| What the task asks |
Where the word "Answer" occurs in a line, return that line.

-------- Material for this exercise

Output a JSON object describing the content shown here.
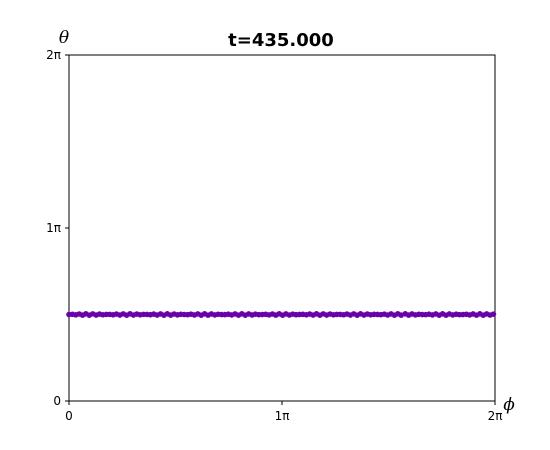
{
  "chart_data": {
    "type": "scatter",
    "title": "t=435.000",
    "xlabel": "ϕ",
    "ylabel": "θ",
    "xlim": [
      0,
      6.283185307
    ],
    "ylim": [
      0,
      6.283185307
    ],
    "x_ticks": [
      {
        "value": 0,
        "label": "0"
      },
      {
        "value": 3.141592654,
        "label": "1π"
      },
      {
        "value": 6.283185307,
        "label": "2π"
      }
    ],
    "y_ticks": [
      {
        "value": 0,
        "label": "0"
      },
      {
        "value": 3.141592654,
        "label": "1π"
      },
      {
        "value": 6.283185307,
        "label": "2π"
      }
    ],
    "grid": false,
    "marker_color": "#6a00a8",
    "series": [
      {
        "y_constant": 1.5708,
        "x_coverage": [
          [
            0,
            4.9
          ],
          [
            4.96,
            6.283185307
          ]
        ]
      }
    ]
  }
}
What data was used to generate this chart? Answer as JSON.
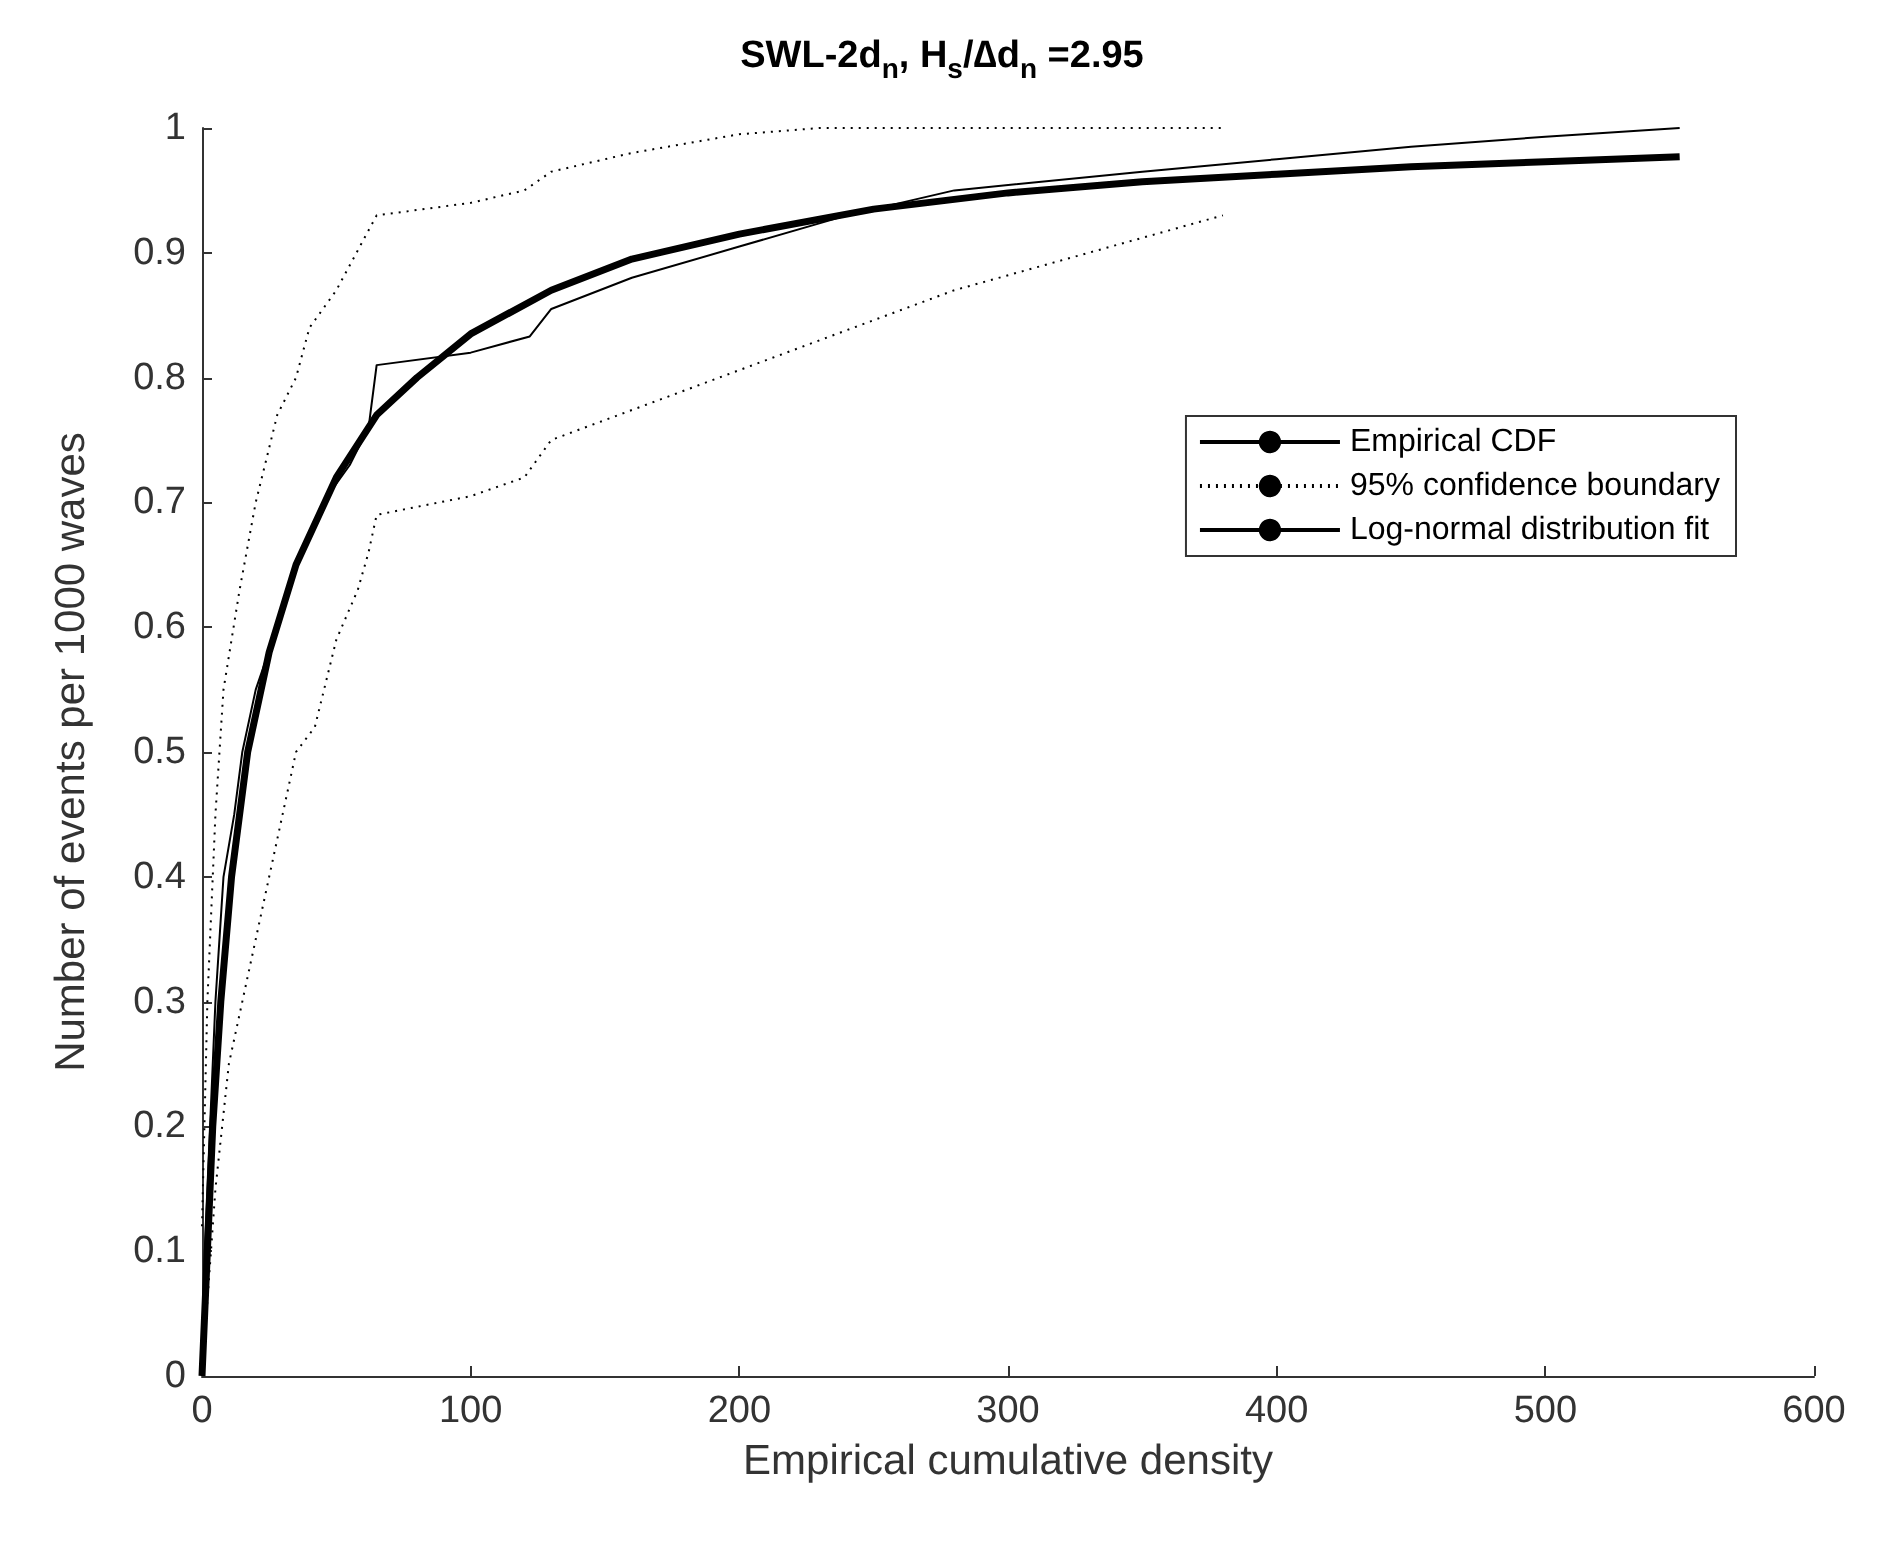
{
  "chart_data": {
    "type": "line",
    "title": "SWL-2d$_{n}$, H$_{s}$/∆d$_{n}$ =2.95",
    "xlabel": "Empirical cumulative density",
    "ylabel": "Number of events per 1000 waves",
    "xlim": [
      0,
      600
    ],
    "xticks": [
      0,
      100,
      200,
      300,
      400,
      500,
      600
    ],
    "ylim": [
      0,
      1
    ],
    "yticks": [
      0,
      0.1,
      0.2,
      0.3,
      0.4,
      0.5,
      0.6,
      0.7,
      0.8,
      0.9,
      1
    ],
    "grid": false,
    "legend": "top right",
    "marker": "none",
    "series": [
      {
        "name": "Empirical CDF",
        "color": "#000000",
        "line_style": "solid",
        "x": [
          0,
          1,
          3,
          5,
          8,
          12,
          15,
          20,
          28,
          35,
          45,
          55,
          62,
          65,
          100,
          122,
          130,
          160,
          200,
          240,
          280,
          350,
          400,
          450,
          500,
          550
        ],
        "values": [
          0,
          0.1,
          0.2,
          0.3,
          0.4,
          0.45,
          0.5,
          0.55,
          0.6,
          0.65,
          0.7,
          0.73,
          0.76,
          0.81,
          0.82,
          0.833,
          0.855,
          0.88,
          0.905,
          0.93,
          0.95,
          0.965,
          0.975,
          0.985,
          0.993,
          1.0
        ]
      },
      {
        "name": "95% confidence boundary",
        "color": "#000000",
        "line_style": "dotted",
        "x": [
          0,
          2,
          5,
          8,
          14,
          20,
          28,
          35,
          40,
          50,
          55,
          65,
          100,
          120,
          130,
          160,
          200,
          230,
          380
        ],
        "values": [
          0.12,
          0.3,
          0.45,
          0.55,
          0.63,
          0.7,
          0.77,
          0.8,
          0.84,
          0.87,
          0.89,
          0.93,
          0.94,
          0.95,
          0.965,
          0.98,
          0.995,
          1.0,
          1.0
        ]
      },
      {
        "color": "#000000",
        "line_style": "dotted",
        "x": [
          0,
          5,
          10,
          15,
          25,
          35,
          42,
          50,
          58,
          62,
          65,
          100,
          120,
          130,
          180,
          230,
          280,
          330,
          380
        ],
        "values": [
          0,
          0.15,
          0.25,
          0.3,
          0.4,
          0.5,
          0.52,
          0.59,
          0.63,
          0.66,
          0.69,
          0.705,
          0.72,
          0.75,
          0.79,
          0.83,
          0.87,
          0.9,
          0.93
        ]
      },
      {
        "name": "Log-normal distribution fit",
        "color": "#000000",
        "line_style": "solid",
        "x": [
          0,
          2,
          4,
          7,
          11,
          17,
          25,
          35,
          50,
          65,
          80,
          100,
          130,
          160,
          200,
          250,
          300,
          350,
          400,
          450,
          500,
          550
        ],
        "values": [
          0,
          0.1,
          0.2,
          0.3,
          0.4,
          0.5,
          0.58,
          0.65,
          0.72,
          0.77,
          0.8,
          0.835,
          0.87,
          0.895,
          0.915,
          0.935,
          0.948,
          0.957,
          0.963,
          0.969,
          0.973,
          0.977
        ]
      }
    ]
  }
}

----------------
-------- Material for this exercise

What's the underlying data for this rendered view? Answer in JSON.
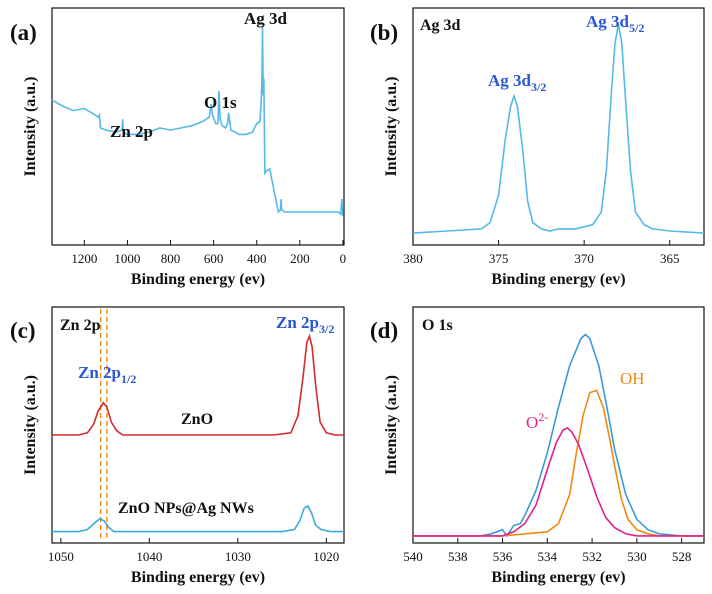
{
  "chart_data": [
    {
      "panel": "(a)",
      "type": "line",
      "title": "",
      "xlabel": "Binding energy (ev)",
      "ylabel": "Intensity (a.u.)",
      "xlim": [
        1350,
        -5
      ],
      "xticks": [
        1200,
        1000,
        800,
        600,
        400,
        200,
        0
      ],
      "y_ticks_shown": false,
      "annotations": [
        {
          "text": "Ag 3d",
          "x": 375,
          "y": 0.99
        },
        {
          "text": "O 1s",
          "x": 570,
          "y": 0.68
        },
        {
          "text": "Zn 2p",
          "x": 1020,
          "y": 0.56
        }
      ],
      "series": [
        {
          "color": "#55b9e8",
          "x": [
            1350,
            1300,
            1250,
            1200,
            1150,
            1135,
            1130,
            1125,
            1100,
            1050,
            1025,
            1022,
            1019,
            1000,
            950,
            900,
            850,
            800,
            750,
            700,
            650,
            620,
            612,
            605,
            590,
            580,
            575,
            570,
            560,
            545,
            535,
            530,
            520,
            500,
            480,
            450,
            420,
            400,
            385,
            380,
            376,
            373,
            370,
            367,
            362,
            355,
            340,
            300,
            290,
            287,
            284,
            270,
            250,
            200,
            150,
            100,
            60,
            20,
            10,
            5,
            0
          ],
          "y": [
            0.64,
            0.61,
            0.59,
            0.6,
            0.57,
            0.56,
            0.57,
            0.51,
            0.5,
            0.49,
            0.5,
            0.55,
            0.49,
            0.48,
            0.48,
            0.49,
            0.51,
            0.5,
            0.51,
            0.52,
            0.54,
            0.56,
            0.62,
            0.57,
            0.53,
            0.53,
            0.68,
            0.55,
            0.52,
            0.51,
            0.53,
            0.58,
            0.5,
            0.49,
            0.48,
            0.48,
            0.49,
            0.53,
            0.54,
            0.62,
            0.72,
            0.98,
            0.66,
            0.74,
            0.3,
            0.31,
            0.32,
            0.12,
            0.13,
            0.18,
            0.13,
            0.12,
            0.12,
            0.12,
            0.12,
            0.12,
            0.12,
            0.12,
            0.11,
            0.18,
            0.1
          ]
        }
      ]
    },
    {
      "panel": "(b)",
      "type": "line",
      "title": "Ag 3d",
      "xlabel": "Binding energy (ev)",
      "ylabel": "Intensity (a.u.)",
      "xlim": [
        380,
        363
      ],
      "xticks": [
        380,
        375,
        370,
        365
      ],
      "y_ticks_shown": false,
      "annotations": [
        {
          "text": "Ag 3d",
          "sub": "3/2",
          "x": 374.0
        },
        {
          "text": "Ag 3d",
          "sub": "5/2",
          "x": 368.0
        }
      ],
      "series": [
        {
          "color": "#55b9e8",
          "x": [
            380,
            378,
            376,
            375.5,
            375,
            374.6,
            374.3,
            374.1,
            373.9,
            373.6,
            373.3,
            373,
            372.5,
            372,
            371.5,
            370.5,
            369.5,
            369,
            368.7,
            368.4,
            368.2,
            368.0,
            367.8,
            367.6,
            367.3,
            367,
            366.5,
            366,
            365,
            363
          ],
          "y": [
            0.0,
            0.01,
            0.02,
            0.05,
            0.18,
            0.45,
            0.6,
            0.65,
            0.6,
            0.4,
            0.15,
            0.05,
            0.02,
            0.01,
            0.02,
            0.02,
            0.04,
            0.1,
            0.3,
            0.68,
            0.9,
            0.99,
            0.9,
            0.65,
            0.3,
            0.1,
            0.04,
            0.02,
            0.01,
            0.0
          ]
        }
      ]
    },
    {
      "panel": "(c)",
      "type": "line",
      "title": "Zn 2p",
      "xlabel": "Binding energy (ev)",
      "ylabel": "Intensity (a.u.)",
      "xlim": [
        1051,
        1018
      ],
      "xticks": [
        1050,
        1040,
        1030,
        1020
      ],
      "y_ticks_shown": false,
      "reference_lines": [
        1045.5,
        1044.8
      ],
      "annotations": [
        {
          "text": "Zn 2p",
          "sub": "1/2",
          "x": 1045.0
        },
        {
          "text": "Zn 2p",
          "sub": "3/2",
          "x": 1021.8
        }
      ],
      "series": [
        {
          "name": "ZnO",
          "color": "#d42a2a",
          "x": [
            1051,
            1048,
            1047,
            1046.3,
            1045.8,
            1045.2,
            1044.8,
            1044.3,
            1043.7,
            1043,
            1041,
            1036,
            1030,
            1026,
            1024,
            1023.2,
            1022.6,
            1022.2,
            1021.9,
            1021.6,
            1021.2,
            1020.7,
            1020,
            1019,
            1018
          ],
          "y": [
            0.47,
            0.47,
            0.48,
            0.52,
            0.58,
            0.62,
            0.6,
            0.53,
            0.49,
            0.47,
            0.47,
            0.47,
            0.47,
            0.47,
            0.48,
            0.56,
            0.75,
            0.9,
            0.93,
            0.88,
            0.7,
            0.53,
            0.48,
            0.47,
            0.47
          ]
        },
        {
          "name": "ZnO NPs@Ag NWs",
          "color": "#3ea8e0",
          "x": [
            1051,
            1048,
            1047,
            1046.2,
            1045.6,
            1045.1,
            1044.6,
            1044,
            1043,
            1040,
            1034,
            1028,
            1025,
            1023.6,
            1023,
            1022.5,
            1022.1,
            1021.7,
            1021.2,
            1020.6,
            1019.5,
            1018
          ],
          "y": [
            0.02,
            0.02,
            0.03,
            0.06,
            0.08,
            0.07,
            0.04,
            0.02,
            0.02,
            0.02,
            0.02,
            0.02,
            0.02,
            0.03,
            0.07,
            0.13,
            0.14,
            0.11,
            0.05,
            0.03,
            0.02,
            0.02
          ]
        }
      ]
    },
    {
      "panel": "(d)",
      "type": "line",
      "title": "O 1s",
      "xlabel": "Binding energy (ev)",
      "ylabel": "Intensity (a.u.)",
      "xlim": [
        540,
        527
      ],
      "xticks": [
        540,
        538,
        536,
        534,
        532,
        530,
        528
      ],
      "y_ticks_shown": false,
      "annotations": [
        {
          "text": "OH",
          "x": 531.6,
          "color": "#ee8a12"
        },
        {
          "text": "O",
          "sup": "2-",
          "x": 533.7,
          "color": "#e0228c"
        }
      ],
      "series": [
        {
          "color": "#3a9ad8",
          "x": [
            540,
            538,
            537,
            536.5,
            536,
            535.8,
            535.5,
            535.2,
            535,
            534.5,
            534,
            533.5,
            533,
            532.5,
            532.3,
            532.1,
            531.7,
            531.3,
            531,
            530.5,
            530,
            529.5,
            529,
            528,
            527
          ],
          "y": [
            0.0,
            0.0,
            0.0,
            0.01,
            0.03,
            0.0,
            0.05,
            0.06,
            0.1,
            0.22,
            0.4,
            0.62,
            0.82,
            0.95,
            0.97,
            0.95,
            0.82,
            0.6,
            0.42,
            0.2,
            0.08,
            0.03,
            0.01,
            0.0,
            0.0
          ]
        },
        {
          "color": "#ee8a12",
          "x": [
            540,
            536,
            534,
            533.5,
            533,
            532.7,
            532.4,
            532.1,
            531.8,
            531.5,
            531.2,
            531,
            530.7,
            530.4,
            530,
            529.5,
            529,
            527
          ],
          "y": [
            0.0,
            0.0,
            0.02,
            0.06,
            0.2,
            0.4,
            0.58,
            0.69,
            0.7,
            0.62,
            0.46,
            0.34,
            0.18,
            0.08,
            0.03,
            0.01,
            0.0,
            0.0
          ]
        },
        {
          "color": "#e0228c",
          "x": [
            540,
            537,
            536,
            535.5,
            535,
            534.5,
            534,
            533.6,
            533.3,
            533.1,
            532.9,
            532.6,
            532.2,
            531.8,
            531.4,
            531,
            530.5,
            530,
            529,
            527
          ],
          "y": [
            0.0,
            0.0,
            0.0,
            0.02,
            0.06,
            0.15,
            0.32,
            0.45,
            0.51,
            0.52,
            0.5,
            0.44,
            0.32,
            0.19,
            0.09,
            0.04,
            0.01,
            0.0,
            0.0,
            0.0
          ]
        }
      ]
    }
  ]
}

----------------

| Completed task |
What data was used to generate this chart? Answer as JSON.
What's the underlying data for this rendered view? Answer in JSON.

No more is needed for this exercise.